§ THE TASK: Please extract every line of the items below word for word, leaving out the pictures.

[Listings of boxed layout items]
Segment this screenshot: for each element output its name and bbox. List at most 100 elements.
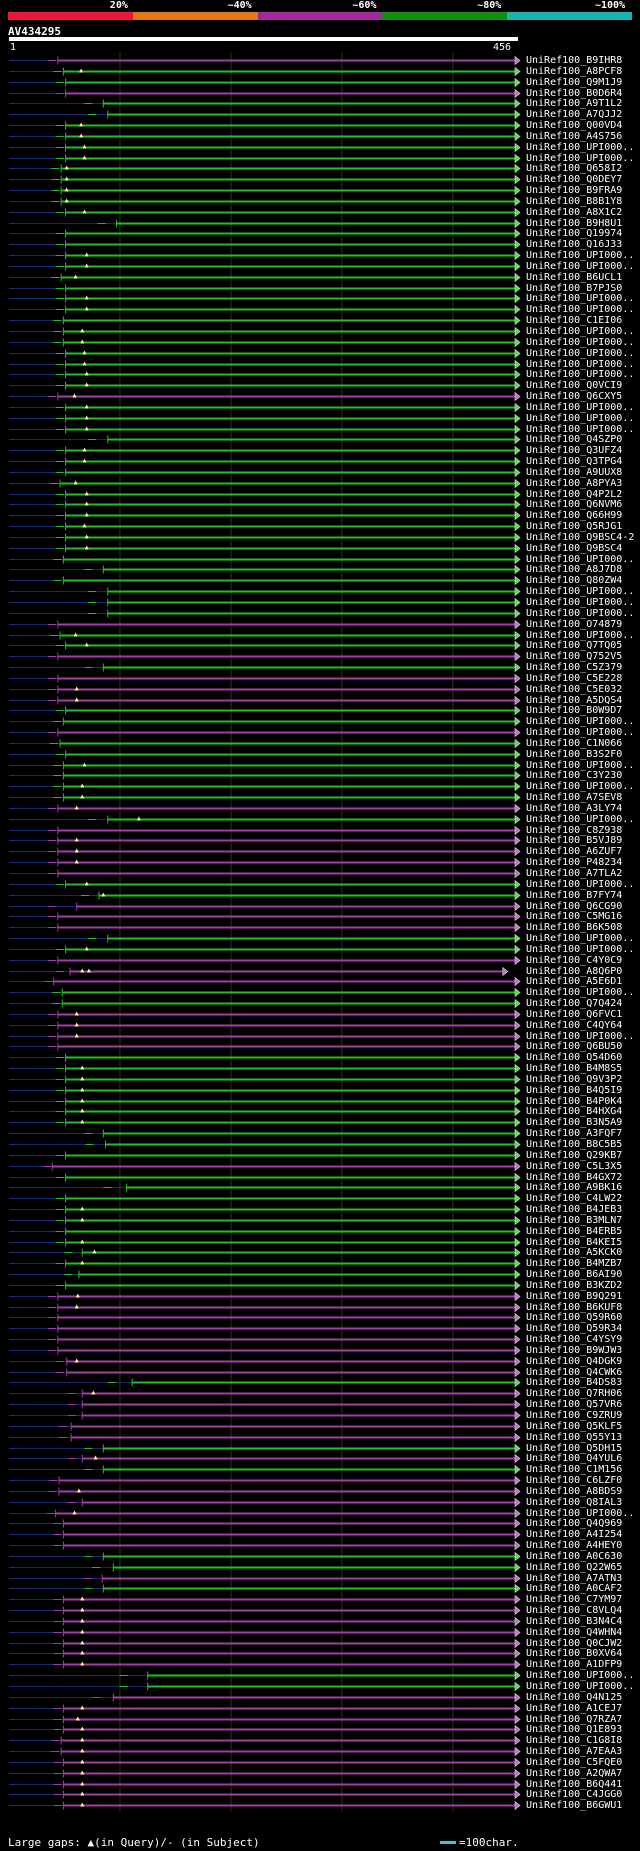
hit-row[interactable]	[9, 1746, 521, 1757]
hit-label[interactable]: UniRef100_UPI000..	[526, 585, 635, 597]
hit-label[interactable]: UniRef100_Q4P2L2	[526, 488, 623, 500]
hit-label[interactable]: UniRef100_UPI000..	[526, 303, 635, 315]
hit-label[interactable]: UniRef100_UPI000..	[526, 412, 635, 424]
hit-label[interactable]: UniRef100_B6Q441	[526, 1778, 623, 1790]
hit-label[interactable]: UniRef100_A5KCK0	[526, 1246, 623, 1258]
hit-row[interactable]	[9, 402, 521, 413]
hit-row[interactable]	[9, 532, 521, 543]
hit-row[interactable]	[9, 1269, 521, 1280]
hit-label[interactable]: UniRef100_C1N066	[526, 737, 623, 749]
hit-label[interactable]: UniRef100_UPI000..	[526, 152, 635, 164]
hit-row[interactable]	[9, 109, 521, 120]
hit-label[interactable]: UniRef100_Q9V3P2	[526, 1073, 623, 1085]
hit-label[interactable]: UniRef100_Q59R34	[526, 1322, 623, 1334]
hit-row[interactable]	[9, 781, 521, 792]
hit-label[interactable]: UniRef100_B4JEB3	[526, 1203, 623, 1215]
hit-label[interactable]: UniRef100_A7ATN3	[526, 1572, 623, 1584]
hit-row[interactable]	[9, 1052, 521, 1063]
hit-label[interactable]: UniRef100_A8X1C2	[526, 206, 623, 218]
hit-label[interactable]: UniRef100_Q19974	[526, 227, 623, 239]
hit-row[interactable]	[9, 792, 521, 803]
hit-label[interactable]: UniRef100_UPI000..	[526, 358, 635, 370]
hit-label[interactable]: UniRef100_Q66H99	[526, 509, 623, 521]
hit-row[interactable]	[9, 1735, 521, 1746]
hit-row[interactable]	[9, 933, 521, 944]
hit-row[interactable]	[9, 369, 521, 380]
hit-label[interactable]: UniRef100_Q0VCI9	[526, 379, 623, 391]
hit-label[interactable]: UniRef100_UPI000..	[526, 1680, 635, 1692]
hit-label[interactable]: UniRef100_C5MG16	[526, 910, 623, 922]
hit-row[interactable]	[9, 1312, 521, 1323]
hit-row[interactable]	[9, 1388, 521, 1399]
hit-row[interactable]	[9, 1627, 521, 1638]
hit-row[interactable]	[9, 1237, 521, 1248]
hit-label[interactable]: UniRef100_C4Y0C9	[526, 954, 623, 966]
hit-label[interactable]: UniRef100_UPI000..	[526, 813, 635, 825]
hit-row[interactable]	[9, 564, 521, 575]
hit-row[interactable]	[9, 846, 521, 857]
hit-row[interactable]	[9, 1453, 521, 1464]
hit-label[interactable]: UniRef100_UPI000..	[526, 1507, 635, 1519]
hit-row[interactable]	[9, 1692, 521, 1703]
hit-row[interactable]	[9, 1247, 521, 1258]
hit-row[interactable]	[9, 651, 521, 662]
hit-row[interactable]	[9, 77, 521, 88]
hit-row[interactable]	[9, 803, 521, 814]
hit-row[interactable]	[9, 424, 521, 435]
hit-row[interactable]	[9, 88, 521, 99]
hit-row[interactable]	[9, 283, 521, 294]
hit-row[interactable]	[9, 1583, 521, 1594]
hit-label[interactable]: UniRef100_UPI000..	[526, 629, 635, 641]
hit-row[interactable]	[9, 163, 521, 174]
hit-label[interactable]: UniRef100_B4DS83	[526, 1376, 623, 1388]
hit-label[interactable]: UniRef100_Q55Y13	[526, 1431, 623, 1443]
hit-row[interactable]	[9, 185, 521, 196]
hit-row[interactable]	[9, 1204, 521, 1215]
hit-row[interactable]	[9, 1041, 521, 1052]
hit-label[interactable]: UniRef100_C5E228	[526, 672, 623, 684]
hit-row[interactable]	[9, 814, 521, 825]
hit-row[interactable]	[9, 575, 521, 586]
hit-label[interactable]: UniRef100_C3Y230	[526, 769, 623, 781]
hit-label[interactable]: UniRef100_A7SEV8	[526, 791, 623, 803]
hit-row[interactable]	[9, 879, 521, 890]
hit-label[interactable]: UniRef100_UPI000..	[526, 249, 635, 261]
hit-row[interactable]	[9, 304, 521, 315]
hit-row[interactable]	[9, 966, 509, 977]
hit-label[interactable]: UniRef100_B8B1Y8	[526, 195, 623, 207]
hit-label[interactable]: UniRef100_C5Z379	[526, 661, 623, 673]
hit-row[interactable]	[9, 1334, 521, 1345]
hit-label[interactable]: UniRef100_UPI000..	[526, 347, 635, 359]
hit-row[interactable]	[9, 131, 521, 142]
hit-row[interactable]	[9, 1562, 521, 1573]
hit-row[interactable]	[9, 1551, 521, 1562]
hit-row[interactable]	[9, 673, 521, 684]
hit-row[interactable]	[9, 337, 521, 348]
hit-label[interactable]: UniRef100_A5E6D1	[526, 975, 623, 987]
hit-label[interactable]: UniRef100_C5FQE0	[526, 1756, 623, 1768]
hit-row[interactable]	[9, 976, 521, 987]
hit-label[interactable]: UniRef100_B8C5B5	[526, 1138, 623, 1150]
hit-label[interactable]: UniRef100_Q57VR6	[526, 1398, 623, 1410]
hit-row[interactable]	[9, 857, 521, 868]
hit-row[interactable]	[9, 998, 521, 1009]
hit-row[interactable]	[9, 348, 521, 359]
hit-row[interactable]	[9, 1486, 521, 1497]
hit-row[interactable]	[9, 1128, 521, 1139]
hit-label[interactable]: UniRef100_Q4CWK6	[526, 1366, 623, 1378]
hit-label[interactable]: UniRef100_A8J7D8	[526, 563, 623, 575]
hit-row[interactable]	[9, 1215, 521, 1226]
hit-row[interactable]	[9, 1193, 521, 1204]
hit-row[interactable]	[9, 1258, 521, 1269]
hit-label[interactable]: UniRef100_Q752V5	[526, 650, 623, 662]
hit-label[interactable]: UniRef100_B9H8U1	[526, 217, 623, 229]
hit-row[interactable]	[9, 944, 521, 955]
hit-row[interactable]	[9, 716, 521, 727]
hit-label[interactable]: UniRef100_Q3TPG4	[526, 455, 623, 467]
hit-row[interactable]	[9, 1659, 521, 1670]
hit-label[interactable]: UniRef100_B6AI90	[526, 1268, 623, 1280]
hit-label[interactable]: UniRef100_Q5RJG1	[526, 520, 623, 532]
hit-label[interactable]: UniRef100_UPI000..	[526, 260, 635, 272]
hit-row[interactable]	[9, 1074, 521, 1085]
hit-row[interactable]	[9, 760, 521, 771]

§ ANSWER IN FULL:
Segment this screenshot: for each element output its name and bbox. List at most 100 elements.
hit-row[interactable]	[9, 1746, 521, 1757]
hit-label[interactable]: UniRef100_UPI000..	[526, 585, 635, 597]
hit-label[interactable]: UniRef100_Q4P2L2	[526, 488, 623, 500]
hit-label[interactable]: UniRef100_UPI000..	[526, 303, 635, 315]
hit-label[interactable]: UniRef100_UPI000..	[526, 412, 635, 424]
hit-label[interactable]: UniRef100_B6Q441	[526, 1778, 623, 1790]
hit-label[interactable]: UniRef100_A5KCK0	[526, 1246, 623, 1258]
hit-row[interactable]	[9, 402, 521, 413]
hit-row[interactable]	[9, 532, 521, 543]
hit-row[interactable]	[9, 1269, 521, 1280]
hit-label[interactable]: UniRef100_C1N066	[526, 737, 623, 749]
hit-label[interactable]: UniRef100_UPI000..	[526, 152, 635, 164]
hit-row[interactable]	[9, 109, 521, 120]
hit-label[interactable]: UniRef100_Q9V3P2	[526, 1073, 623, 1085]
hit-label[interactable]: UniRef100_Q59R34	[526, 1322, 623, 1334]
hit-row[interactable]	[9, 781, 521, 792]
hit-label[interactable]: UniRef100_B4JEB3	[526, 1203, 623, 1215]
hit-label[interactable]: UniRef100_A7ATN3	[526, 1572, 623, 1584]
hit-row[interactable]	[9, 1052, 521, 1063]
hit-label[interactable]: UniRef100_A8X1C2	[526, 206, 623, 218]
hit-label[interactable]: UniRef100_Q19974	[526, 227, 623, 239]
hit-row[interactable]	[9, 792, 521, 803]
hit-label[interactable]: UniRef100_UPI000..	[526, 358, 635, 370]
hit-label[interactable]: UniRef100_Q66H99	[526, 509, 623, 521]
hit-row[interactable]	[9, 1735, 521, 1746]
hit-row[interactable]	[9, 933, 521, 944]
hit-row[interactable]	[9, 369, 521, 380]
hit-label[interactable]: UniRef100_Q0VCI9	[526, 379, 623, 391]
hit-label[interactable]: UniRef100_UPI000..	[526, 1680, 635, 1692]
hit-label[interactable]: UniRef100_C5MG16	[526, 910, 623, 922]
hit-row[interactable]	[9, 1312, 521, 1323]
hit-row[interactable]	[9, 1388, 521, 1399]
hit-row[interactable]	[9, 1627, 521, 1638]
hit-row[interactable]	[9, 1237, 521, 1248]
hit-label[interactable]: UniRef100_C4Y0C9	[526, 954, 623, 966]
hit-label[interactable]: UniRef100_UPI000..	[526, 813, 635, 825]
hit-row[interactable]	[9, 564, 521, 575]
hit-row[interactable]	[9, 846, 521, 857]
hit-row[interactable]	[9, 1453, 521, 1464]
hit-label[interactable]: UniRef100_UPI000..	[526, 1507, 635, 1519]
hit-row[interactable]	[9, 1692, 521, 1703]
hit-row[interactable]	[9, 1247, 521, 1258]
hit-row[interactable]	[9, 651, 521, 662]
hit-row[interactable]	[9, 77, 521, 88]
hit-row[interactable]	[9, 803, 521, 814]
hit-row[interactable]	[9, 424, 521, 435]
hit-row[interactable]	[9, 88, 521, 99]
hit-row[interactable]	[9, 283, 521, 294]
hit-row[interactable]	[9, 1583, 521, 1594]
hit-label[interactable]: UniRef100_UPI000..	[526, 629, 635, 641]
hit-row[interactable]	[9, 163, 521, 174]
hit-label[interactable]: UniRef100_B4DS83	[526, 1376, 623, 1388]
hit-label[interactable]: UniRef100_Q55Y13	[526, 1431, 623, 1443]
hit-row[interactable]	[9, 185, 521, 196]
hit-row[interactable]	[9, 1204, 521, 1215]
hit-row[interactable]	[9, 1041, 521, 1052]
hit-label[interactable]: UniRef100_C5E228	[526, 672, 623, 684]
hit-row[interactable]	[9, 814, 521, 825]
hit-row[interactable]	[9, 575, 521, 586]
hit-label[interactable]: UniRef100_C3Y230	[526, 769, 623, 781]
hit-label[interactable]: UniRef100_A7SEV8	[526, 791, 623, 803]
hit-row[interactable]	[9, 879, 521, 890]
hit-label[interactable]: UniRef100_UPI000..	[526, 249, 635, 261]
hit-row[interactable]	[9, 304, 521, 315]
hit-row[interactable]	[9, 966, 509, 977]
hit-label[interactable]: UniRef100_B8B1Y8	[526, 195, 623, 207]
hit-label[interactable]: UniRef100_C5Z379	[526, 661, 623, 673]
hit-row[interactable]	[9, 1334, 521, 1345]
hit-label[interactable]: UniRef100_UPI000..	[526, 347, 635, 359]
hit-row[interactable]	[9, 131, 521, 142]
hit-row[interactable]	[9, 1562, 521, 1573]
hit-row[interactable]	[9, 1551, 521, 1562]
hit-row[interactable]	[9, 673, 521, 684]
hit-row[interactable]	[9, 337, 521, 348]
hit-label[interactable]: UniRef100_A5E6D1	[526, 975, 623, 987]
hit-label[interactable]: UniRef100_C5FQE0	[526, 1756, 623, 1768]
hit-row[interactable]	[9, 976, 521, 987]
hit-label[interactable]: UniRef100_B8C5B5	[526, 1138, 623, 1150]
hit-label[interactable]: UniRef100_Q57VR6	[526, 1398, 623, 1410]
hit-row[interactable]	[9, 857, 521, 868]
hit-row[interactable]	[9, 998, 521, 1009]
hit-row[interactable]	[9, 348, 521, 359]
hit-row[interactable]	[9, 1486, 521, 1497]
hit-row[interactable]	[9, 1128, 521, 1139]
hit-label[interactable]: UniRef100_Q4CWK6	[526, 1366, 623, 1378]
hit-label[interactable]: UniRef100_A8J7D8	[526, 563, 623, 575]
hit-row[interactable]	[9, 1215, 521, 1226]
hit-row[interactable]	[9, 1193, 521, 1204]
hit-row[interactable]	[9, 1258, 521, 1269]
hit-label[interactable]: UniRef100_Q752V5	[526, 650, 623, 662]
hit-label[interactable]: UniRef100_B9H8U1	[526, 217, 623, 229]
hit-row[interactable]	[9, 944, 521, 955]
hit-row[interactable]	[9, 716, 521, 727]
hit-label[interactable]: UniRef100_Q3TPG4	[526, 455, 623, 467]
hit-row[interactable]	[9, 1659, 521, 1670]
hit-label[interactable]: UniRef100_B6AI90	[526, 1268, 623, 1280]
hit-label[interactable]: UniRef100_Q5RJG1	[526, 520, 623, 532]
hit-label[interactable]: UniRef100_UPI000..	[526, 260, 635, 272]
hit-row[interactable]	[9, 1074, 521, 1085]
hit-row[interactable]	[9, 760, 521, 771]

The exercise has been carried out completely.